"""
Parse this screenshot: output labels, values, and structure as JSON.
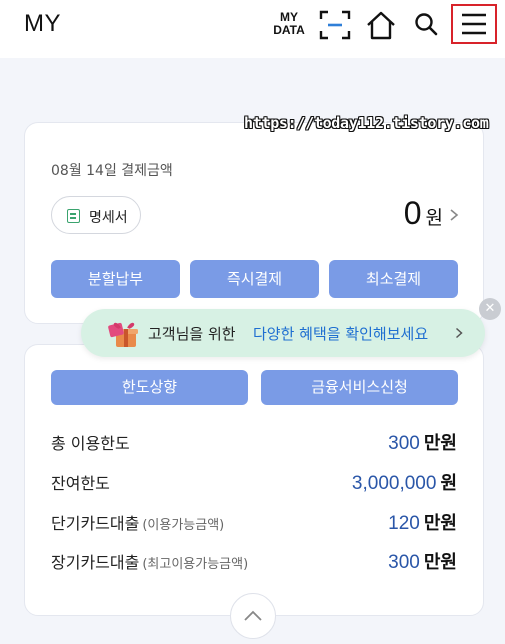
{
  "header": {
    "title": "MY",
    "mydata_line1": "MY",
    "mydata_line2": "DATA",
    "icons": [
      "scan-icon",
      "home-icon",
      "search-icon",
      "menu-icon"
    ]
  },
  "watermark": "https://today112.tistory.com",
  "payment": {
    "date_label": "08월 14일 결제금액",
    "statement_label": "명세서",
    "amount": "0",
    "unit": "원",
    "buttons": [
      "분할납부",
      "즉시결제",
      "최소결제"
    ]
  },
  "promo": {
    "text_prefix": "고객님을 위한",
    "text_link": "다양한 혜택을 확인해보세요",
    "close": "✕"
  },
  "limits": {
    "buttons": [
      "한도상향",
      "금융서비스신청"
    ],
    "rows": [
      {
        "label": "총 이용한도",
        "sub": "",
        "value": "300",
        "unit": "만원"
      },
      {
        "label": "잔여한도",
        "sub": "",
        "value": "3,000,000",
        "unit": "원"
      },
      {
        "label": "단기카드대출",
        "sub": "(이용가능금액)",
        "value": "120",
        "unit": "만원"
      },
      {
        "label": "장기카드대출",
        "sub": "(최고이용가능금액)",
        "value": "300",
        "unit": "만원"
      }
    ]
  },
  "colors": {
    "accent_button": "#7a9be6",
    "promo_bg": "#d7f1e4",
    "promo_link": "#1f6fd1",
    "value_blue": "#2a56a8",
    "highlight_box": "#d8232a"
  }
}
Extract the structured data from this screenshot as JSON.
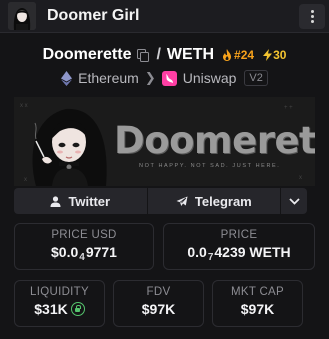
{
  "titlebar": {
    "title": "Doomer Girl",
    "avatar_icon": "doomer-girl-avatar-icon",
    "menu_icon": "vertical-dots-icon"
  },
  "pair": {
    "base": "Doomerette",
    "separator": "/",
    "quote": "WETH",
    "rank": "#24",
    "rank_icon": "flame-icon",
    "boost": "30",
    "boost_icon": "lightning-icon"
  },
  "chain": {
    "chain_name": "Ethereum",
    "chain_icon": "ethereum-icon",
    "dex_name": "Uniswap",
    "dex_icon": "uniswap-icon",
    "version": "V2"
  },
  "banner": {
    "title": "Doomerette",
    "tagline": "NOT HAPPY. NOT SAD. JUST HERE."
  },
  "socials": {
    "twitter_label": "Twitter",
    "telegram_label": "Telegram"
  },
  "stats": {
    "price_usd_label": "PRICE USD",
    "price_usd_prefix": "$0.0",
    "price_usd_sub": "4",
    "price_usd_rest": "9771",
    "price_label": "PRICE",
    "price_prefix": "0.0",
    "price_sub": "7",
    "price_rest": "4239 WETH",
    "liquidity_label": "LIQUIDITY",
    "liquidity_value": "$31K",
    "fdv_label": "FDV",
    "fdv_value": "$97K",
    "mktcap_label": "MKT CAP",
    "mktcap_value": "$97K"
  },
  "colors": {
    "background": "#141416",
    "rank": "#f7a21b",
    "boost": "#f4c430",
    "lock": "#55c46d"
  }
}
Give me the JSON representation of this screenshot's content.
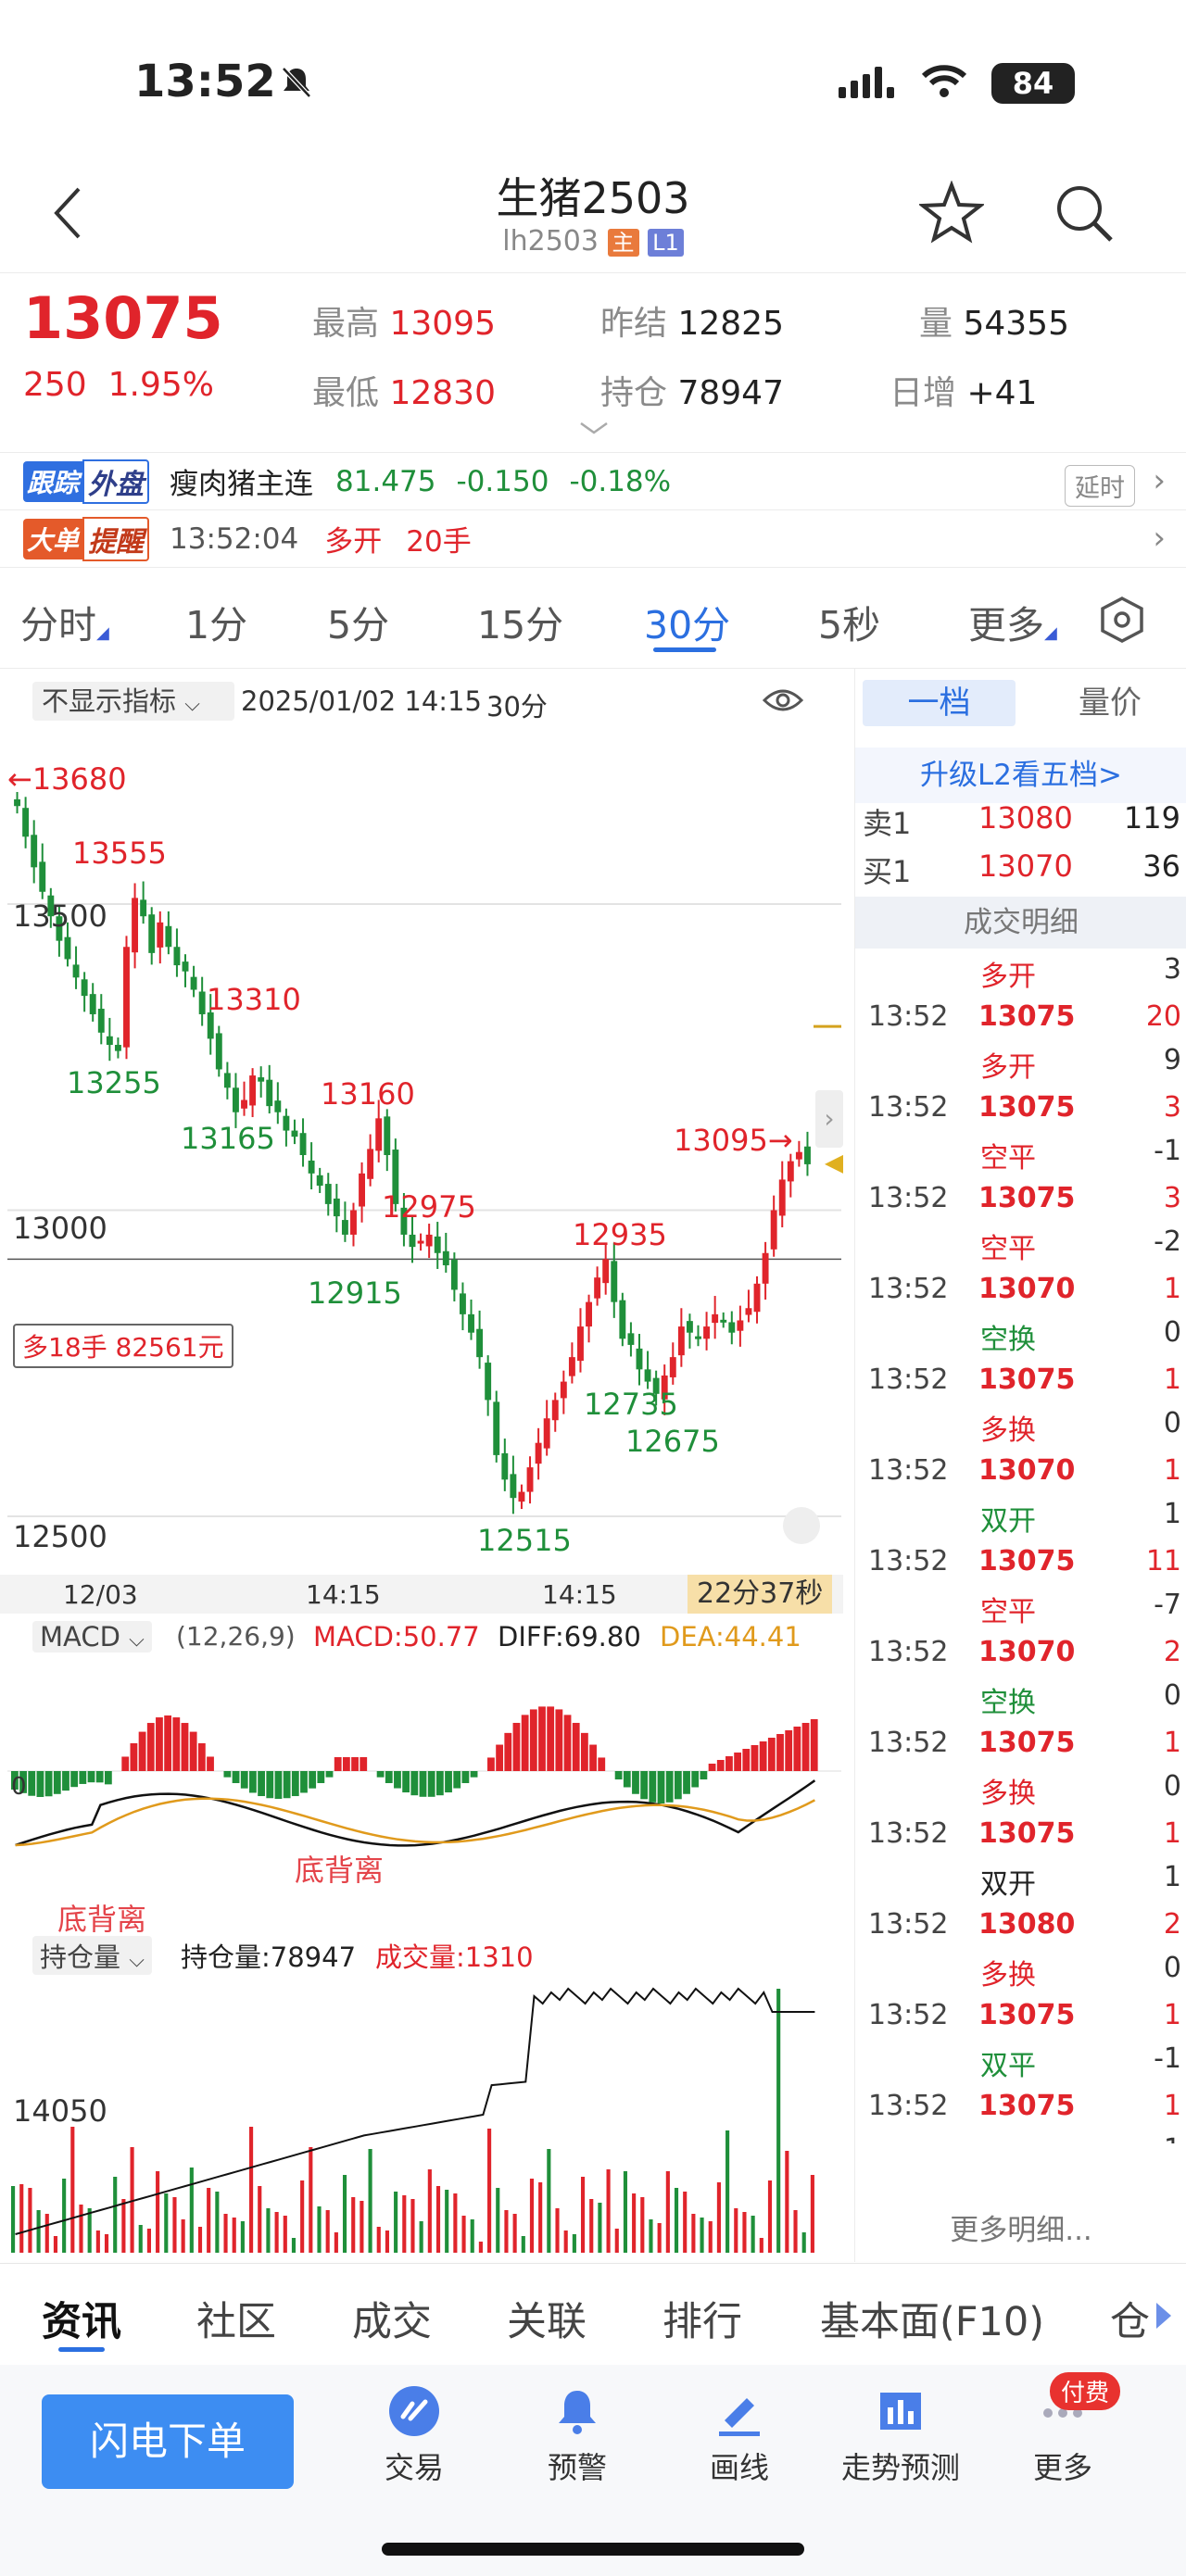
{
  "status": {
    "time": "13:52",
    "battery": "84"
  },
  "nav": {
    "title": "生猪2503",
    "code": "lh2503",
    "badge_main": "主",
    "badge_level": "L1"
  },
  "quote": {
    "last": "13075",
    "change": "250",
    "change_pct": "1.95%",
    "high_label": "最高",
    "high": "13095",
    "low_label": "最低",
    "low": "12830",
    "prev_settle_label": "昨结",
    "prev_settle": "12825",
    "oi_label": "持仓",
    "oi": "78947",
    "vol_label": "量",
    "vol": "54355",
    "day_inc_label": "日增",
    "day_inc": "+41"
  },
  "track": {
    "badge1": "跟踪",
    "badge2": "外盘",
    "name": "瘦肉猪主连",
    "price": "81.475",
    "chg": "-0.150",
    "pct": "-0.18%",
    "delay": "延时"
  },
  "alert": {
    "badge1": "大单",
    "badge2": "提醒",
    "time": "13:52:04",
    "action": "多开",
    "qty": "20手"
  },
  "periods": [
    "分时",
    "1分",
    "5分",
    "15分",
    "30分",
    "5秒",
    "更多"
  ],
  "active_period": "30分",
  "chart_header": {
    "indicator": "不显示指标",
    "datetime": "2025/01/02 14:15",
    "period": "30分"
  },
  "kline": {
    "y_ticks": [
      "13500",
      "13000",
      "12500"
    ],
    "labels": {
      "max": "←13680",
      "a": "13555",
      "b": "13255",
      "c": "13310",
      "d": "13165",
      "e": "13160",
      "f": "12915",
      "g": "12975",
      "h": "12515",
      "i": "12935",
      "j": "12735",
      "k": "12675",
      "last": "13095→"
    },
    "position_tag": "多18手 82561元",
    "x_ticks": [
      "12/03",
      "14:15",
      "14:15"
    ],
    "countdown": "22分37秒",
    "series_close": [
      13660,
      13610,
      13560,
      13520,
      13480,
      13440,
      13410,
      13380,
      13350,
      13320,
      13290,
      13270,
      13260,
      13430,
      13510,
      13480,
      13420,
      13470,
      13430,
      13400,
      13390,
      13360,
      13320,
      13280,
      13230,
      13200,
      13160,
      13180,
      13220,
      13210,
      13170,
      13160,
      13130,
      13120,
      13090,
      13060,
      13040,
      13010,
      12990,
      12960,
      13000,
      13060,
      13100,
      13150,
      13090,
      13010,
      12960,
      12940,
      12950,
      12960,
      12930,
      12910,
      12870,
      12830,
      12800,
      12760,
      12690,
      12600,
      12560,
      12530,
      12540,
      12580,
      12620,
      12660,
      12690,
      12720,
      12760,
      12810,
      12850,
      12890,
      12920,
      12850,
      12790,
      12780,
      12740,
      12720,
      12700,
      12730,
      12760,
      12810,
      12800,
      12790,
      12810,
      12830,
      12820,
      12800,
      12820,
      12840,
      12880,
      12930,
      13000,
      13050,
      13080,
      13095,
      13075
    ]
  },
  "macd": {
    "indicator": "MACD",
    "params": "(12,26,9)",
    "macd_label": "MACD:50.77",
    "diff_label": "DIFF:69.80",
    "dea_label": "DEA:44.41",
    "zero": "0",
    "div1": "底背离",
    "div2": "底背离"
  },
  "oi_panel": {
    "indicator": "持仓量",
    "oi_label": "持仓量:78947",
    "vol_label": "成交量:1310",
    "y_tick": "14050"
  },
  "side": {
    "tab1": "一档",
    "tab2": "量价",
    "upgrade": "升级L2看五档>",
    "ask_label": "卖1",
    "ask": "13080",
    "ask_vol": "119",
    "bid_label": "买1",
    "bid": "13070",
    "bid_vol": "36",
    "detail_title": "成交明细",
    "more": "更多明细...",
    "trades": [
      {
        "t": "",
        "p": "",
        "v": "",
        "k": "多开",
        "d": "3",
        "kc": "red"
      },
      {
        "t": "13:52",
        "p": "13075",
        "v": "20",
        "k": "多开",
        "d": "9",
        "kc": "red"
      },
      {
        "t": "13:52",
        "p": "13075",
        "v": "3",
        "k": "空平",
        "d": "-1",
        "kc": "red"
      },
      {
        "t": "13:52",
        "p": "13075",
        "v": "3",
        "k": "空平",
        "d": "-2",
        "kc": "red"
      },
      {
        "t": "13:52",
        "p": "13070",
        "v": "1",
        "k": "空换",
        "d": "0",
        "kc": "green"
      },
      {
        "t": "13:52",
        "p": "13075",
        "v": "1",
        "k": "多换",
        "d": "0",
        "kc": "red"
      },
      {
        "t": "13:52",
        "p": "13070",
        "v": "1",
        "k": "双开",
        "d": "1",
        "kc": "green"
      },
      {
        "t": "13:52",
        "p": "13075",
        "v": "11",
        "k": "空平",
        "d": "-7",
        "kc": "red"
      },
      {
        "t": "13:52",
        "p": "13070",
        "v": "2",
        "k": "空换",
        "d": "0",
        "kc": "green"
      },
      {
        "t": "13:52",
        "p": "13075",
        "v": "1",
        "k": "多换",
        "d": "0",
        "kc": "red"
      },
      {
        "t": "13:52",
        "p": "13075",
        "v": "1",
        "k": "双开",
        "d": "1",
        "kc": "black"
      },
      {
        "t": "13:52",
        "p": "13080",
        "v": "2",
        "k": "多换",
        "d": "0",
        "kc": "red"
      },
      {
        "t": "13:52",
        "p": "13075",
        "v": "1",
        "k": "双平",
        "d": "-1",
        "kc": "green"
      },
      {
        "t": "13:52",
        "p": "13075",
        "v": "1",
        "k": "双开",
        "d": "1",
        "kc": "black"
      }
    ]
  },
  "bottom_tabs": [
    "资讯",
    "社区",
    "成交",
    "关联",
    "排行",
    "基本面(F10)",
    "仓"
  ],
  "toolbar": {
    "order": "闪电下单",
    "trade": "交易",
    "alert": "预警",
    "draw": "画线",
    "predict": "走势预测",
    "more": "更多",
    "paid": "付费"
  },
  "colors": {
    "up": "#e0242b",
    "down": "#1f8f3a",
    "accent": "#2b6fe0"
  }
}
"""
> _Written task_
Reply with only the number of lines in the entries that contain the word "labels".

> _Written solution_
2